------ Exercise data ------

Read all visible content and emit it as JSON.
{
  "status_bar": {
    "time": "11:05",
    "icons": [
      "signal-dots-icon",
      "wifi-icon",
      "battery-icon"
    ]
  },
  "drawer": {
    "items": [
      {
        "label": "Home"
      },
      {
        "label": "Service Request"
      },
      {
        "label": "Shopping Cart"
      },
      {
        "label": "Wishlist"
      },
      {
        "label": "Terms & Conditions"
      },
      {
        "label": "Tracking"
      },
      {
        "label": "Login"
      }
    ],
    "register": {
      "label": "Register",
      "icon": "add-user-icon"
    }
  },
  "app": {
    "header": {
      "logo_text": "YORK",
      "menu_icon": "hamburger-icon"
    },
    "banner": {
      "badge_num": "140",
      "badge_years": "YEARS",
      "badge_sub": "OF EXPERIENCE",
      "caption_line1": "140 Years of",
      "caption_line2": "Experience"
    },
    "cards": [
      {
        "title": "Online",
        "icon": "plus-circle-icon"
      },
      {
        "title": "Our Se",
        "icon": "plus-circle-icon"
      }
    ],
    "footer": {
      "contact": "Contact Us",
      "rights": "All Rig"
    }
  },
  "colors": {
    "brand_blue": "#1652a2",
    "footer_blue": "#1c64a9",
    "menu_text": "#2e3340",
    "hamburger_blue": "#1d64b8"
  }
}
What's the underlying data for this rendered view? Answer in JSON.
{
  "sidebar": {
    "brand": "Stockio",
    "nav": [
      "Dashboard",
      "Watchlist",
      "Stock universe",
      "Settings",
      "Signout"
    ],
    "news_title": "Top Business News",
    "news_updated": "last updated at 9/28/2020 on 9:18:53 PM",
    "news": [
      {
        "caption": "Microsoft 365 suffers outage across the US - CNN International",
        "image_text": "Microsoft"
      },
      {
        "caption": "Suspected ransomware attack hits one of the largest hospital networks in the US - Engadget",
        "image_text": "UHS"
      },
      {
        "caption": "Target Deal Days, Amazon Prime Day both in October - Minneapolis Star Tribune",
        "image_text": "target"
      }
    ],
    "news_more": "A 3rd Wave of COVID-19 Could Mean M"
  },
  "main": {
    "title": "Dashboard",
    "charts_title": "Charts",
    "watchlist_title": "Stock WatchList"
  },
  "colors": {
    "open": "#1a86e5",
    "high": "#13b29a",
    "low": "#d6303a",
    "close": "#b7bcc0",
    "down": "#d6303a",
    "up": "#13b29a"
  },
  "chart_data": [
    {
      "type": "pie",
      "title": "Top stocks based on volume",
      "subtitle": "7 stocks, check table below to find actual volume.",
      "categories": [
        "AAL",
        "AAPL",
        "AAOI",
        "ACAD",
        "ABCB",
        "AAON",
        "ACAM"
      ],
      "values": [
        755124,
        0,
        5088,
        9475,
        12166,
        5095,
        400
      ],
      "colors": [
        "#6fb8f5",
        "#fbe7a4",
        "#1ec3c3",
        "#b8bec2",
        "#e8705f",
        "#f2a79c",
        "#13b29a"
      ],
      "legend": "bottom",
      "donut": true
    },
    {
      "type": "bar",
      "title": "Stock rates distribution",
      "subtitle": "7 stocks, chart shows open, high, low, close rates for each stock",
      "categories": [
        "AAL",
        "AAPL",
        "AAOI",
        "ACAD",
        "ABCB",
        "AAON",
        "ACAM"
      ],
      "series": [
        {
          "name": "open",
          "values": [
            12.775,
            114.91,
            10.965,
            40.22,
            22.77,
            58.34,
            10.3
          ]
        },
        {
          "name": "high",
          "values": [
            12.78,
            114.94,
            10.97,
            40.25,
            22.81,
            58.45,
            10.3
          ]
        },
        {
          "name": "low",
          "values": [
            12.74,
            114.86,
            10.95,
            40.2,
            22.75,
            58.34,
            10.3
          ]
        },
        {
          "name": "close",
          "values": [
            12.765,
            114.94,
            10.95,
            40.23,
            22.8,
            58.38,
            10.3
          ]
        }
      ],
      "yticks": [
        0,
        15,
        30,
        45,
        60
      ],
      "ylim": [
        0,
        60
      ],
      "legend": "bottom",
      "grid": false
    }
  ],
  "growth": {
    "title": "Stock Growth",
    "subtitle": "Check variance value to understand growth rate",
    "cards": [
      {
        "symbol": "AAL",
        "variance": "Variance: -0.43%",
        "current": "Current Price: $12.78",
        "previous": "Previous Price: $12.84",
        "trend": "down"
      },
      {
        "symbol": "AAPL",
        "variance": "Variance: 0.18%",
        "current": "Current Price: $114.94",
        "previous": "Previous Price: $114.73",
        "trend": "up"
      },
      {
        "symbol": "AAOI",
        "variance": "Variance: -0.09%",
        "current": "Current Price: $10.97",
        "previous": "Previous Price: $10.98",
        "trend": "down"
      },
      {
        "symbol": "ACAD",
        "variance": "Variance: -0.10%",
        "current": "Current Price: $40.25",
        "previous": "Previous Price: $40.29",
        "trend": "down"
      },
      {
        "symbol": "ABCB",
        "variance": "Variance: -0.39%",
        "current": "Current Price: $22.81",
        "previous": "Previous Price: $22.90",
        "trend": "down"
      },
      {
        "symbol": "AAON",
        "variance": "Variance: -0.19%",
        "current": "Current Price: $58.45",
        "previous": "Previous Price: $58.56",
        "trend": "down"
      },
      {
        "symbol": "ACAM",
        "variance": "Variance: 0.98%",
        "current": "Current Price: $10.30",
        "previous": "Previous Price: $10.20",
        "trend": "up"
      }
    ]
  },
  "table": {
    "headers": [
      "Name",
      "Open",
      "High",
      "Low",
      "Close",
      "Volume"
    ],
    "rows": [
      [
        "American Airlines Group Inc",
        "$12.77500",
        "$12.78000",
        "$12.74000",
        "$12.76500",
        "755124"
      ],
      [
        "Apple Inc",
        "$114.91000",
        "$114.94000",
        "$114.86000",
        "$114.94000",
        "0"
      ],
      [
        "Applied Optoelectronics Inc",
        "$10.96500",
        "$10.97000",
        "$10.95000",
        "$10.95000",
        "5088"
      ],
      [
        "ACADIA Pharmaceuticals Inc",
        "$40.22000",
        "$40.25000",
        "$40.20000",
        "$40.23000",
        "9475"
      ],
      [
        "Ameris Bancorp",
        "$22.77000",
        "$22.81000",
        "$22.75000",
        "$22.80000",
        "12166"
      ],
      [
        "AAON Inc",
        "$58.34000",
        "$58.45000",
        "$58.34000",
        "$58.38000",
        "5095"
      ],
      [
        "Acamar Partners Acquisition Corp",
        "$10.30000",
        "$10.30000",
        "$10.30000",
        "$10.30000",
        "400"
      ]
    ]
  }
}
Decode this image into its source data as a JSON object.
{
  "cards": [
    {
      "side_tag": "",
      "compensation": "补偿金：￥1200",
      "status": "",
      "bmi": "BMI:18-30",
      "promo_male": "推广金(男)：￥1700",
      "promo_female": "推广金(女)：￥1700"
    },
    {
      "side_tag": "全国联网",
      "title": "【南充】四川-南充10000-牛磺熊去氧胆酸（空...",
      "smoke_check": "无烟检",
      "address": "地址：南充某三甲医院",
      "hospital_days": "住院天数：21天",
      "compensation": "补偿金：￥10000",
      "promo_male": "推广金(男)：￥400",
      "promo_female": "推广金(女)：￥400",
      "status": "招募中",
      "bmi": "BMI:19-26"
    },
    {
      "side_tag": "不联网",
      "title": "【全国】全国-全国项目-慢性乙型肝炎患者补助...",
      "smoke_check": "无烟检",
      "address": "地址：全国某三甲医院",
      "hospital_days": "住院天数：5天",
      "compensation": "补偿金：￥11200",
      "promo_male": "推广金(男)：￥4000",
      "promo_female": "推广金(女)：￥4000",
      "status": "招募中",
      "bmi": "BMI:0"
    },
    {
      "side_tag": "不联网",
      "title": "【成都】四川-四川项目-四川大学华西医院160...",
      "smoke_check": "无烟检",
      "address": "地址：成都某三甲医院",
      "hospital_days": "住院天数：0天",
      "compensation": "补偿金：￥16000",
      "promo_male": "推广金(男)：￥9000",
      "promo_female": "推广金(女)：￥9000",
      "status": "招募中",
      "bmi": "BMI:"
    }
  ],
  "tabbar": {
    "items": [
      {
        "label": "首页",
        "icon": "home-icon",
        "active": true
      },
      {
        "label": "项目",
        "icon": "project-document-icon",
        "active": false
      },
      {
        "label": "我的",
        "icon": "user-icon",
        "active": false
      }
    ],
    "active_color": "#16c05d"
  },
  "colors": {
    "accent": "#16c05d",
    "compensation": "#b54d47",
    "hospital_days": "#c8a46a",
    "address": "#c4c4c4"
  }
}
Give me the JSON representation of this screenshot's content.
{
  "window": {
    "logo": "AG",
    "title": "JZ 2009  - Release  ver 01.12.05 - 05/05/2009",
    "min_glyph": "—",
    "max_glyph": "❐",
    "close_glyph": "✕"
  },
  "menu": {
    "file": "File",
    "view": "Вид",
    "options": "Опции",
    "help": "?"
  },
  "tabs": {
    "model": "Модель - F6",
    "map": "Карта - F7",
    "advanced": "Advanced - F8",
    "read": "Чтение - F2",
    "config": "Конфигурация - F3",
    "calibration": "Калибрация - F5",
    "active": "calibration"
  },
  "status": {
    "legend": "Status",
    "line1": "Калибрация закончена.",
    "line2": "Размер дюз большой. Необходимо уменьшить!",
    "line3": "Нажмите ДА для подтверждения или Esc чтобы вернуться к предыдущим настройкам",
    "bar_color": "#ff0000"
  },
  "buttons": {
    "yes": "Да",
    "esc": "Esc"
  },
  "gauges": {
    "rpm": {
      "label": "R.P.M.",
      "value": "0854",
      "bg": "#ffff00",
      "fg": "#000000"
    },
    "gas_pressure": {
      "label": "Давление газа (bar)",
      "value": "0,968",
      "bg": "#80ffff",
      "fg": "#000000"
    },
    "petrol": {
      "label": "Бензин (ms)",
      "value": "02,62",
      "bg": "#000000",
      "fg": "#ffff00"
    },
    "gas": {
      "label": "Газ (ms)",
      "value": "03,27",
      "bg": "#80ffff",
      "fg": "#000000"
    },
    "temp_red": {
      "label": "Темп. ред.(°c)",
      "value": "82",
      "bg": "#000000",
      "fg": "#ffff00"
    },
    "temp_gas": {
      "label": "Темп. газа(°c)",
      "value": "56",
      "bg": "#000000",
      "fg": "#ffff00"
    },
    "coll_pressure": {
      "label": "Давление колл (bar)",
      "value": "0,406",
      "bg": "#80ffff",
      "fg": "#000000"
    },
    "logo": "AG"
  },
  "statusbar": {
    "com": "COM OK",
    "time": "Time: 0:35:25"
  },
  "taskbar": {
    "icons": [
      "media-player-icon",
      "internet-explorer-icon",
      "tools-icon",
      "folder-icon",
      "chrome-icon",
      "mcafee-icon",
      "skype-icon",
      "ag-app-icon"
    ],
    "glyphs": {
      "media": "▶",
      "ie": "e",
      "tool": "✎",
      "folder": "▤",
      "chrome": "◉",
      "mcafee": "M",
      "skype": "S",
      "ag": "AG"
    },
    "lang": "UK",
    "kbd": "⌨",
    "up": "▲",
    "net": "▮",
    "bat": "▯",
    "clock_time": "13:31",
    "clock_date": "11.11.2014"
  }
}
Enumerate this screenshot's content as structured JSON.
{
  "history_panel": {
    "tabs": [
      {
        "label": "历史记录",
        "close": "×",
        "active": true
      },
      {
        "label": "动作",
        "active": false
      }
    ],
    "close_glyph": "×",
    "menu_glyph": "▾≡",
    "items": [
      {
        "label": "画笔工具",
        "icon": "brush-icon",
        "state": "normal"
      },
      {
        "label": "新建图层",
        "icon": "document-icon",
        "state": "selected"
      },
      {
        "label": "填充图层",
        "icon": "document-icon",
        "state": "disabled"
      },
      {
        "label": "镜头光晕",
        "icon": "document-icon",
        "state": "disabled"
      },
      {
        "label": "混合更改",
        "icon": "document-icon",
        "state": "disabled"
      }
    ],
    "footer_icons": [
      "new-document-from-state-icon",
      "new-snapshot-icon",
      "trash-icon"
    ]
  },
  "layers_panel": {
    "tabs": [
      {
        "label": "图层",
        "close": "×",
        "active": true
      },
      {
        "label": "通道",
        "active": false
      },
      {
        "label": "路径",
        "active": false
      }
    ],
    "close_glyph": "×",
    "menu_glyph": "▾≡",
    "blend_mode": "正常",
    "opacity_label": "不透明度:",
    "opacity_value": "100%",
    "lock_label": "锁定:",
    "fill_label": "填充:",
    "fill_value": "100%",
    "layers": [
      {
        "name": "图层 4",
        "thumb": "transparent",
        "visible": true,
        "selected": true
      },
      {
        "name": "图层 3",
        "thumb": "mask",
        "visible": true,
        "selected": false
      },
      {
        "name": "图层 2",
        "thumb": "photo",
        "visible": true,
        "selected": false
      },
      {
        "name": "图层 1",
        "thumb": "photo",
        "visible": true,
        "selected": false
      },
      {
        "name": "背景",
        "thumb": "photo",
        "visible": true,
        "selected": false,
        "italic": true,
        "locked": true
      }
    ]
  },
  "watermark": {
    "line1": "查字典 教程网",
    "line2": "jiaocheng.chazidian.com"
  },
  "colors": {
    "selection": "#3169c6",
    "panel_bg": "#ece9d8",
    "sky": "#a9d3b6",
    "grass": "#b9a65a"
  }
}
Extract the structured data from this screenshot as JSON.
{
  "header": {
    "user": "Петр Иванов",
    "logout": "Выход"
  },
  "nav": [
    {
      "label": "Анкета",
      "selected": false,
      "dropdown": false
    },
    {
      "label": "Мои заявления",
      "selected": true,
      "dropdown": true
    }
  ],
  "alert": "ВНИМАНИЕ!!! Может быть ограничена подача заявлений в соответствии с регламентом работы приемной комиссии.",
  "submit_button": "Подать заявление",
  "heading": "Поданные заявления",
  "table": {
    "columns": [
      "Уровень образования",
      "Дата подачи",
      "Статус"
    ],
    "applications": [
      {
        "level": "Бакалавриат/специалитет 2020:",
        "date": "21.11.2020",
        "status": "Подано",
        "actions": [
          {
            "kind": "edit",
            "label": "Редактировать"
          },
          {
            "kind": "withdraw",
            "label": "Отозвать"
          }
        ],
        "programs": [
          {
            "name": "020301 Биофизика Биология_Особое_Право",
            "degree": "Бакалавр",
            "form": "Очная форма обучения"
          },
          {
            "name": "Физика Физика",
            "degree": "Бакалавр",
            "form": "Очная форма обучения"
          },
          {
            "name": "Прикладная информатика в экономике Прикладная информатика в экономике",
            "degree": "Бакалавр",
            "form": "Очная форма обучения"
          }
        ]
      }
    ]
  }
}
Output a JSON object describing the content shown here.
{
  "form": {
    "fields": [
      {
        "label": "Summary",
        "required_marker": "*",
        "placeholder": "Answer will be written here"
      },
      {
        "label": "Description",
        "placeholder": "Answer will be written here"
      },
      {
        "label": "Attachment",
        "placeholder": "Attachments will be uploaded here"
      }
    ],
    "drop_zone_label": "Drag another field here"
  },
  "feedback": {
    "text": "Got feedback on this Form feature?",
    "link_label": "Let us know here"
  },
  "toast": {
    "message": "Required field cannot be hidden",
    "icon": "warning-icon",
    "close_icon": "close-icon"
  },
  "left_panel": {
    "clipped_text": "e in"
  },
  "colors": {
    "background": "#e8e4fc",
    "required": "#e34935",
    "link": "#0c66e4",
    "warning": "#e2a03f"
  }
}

------

- **Given request**
Scan the lines for the string "subtitle". Pick out every line that has it.

- **Full output**
      "subtitle": "7 stocks, check table below to find actual volume.",
      "subtitle": "7 stocks, chart shows open, high, low, close rates for each stock",
    "subtitle": "Check variance value to understand growth rate",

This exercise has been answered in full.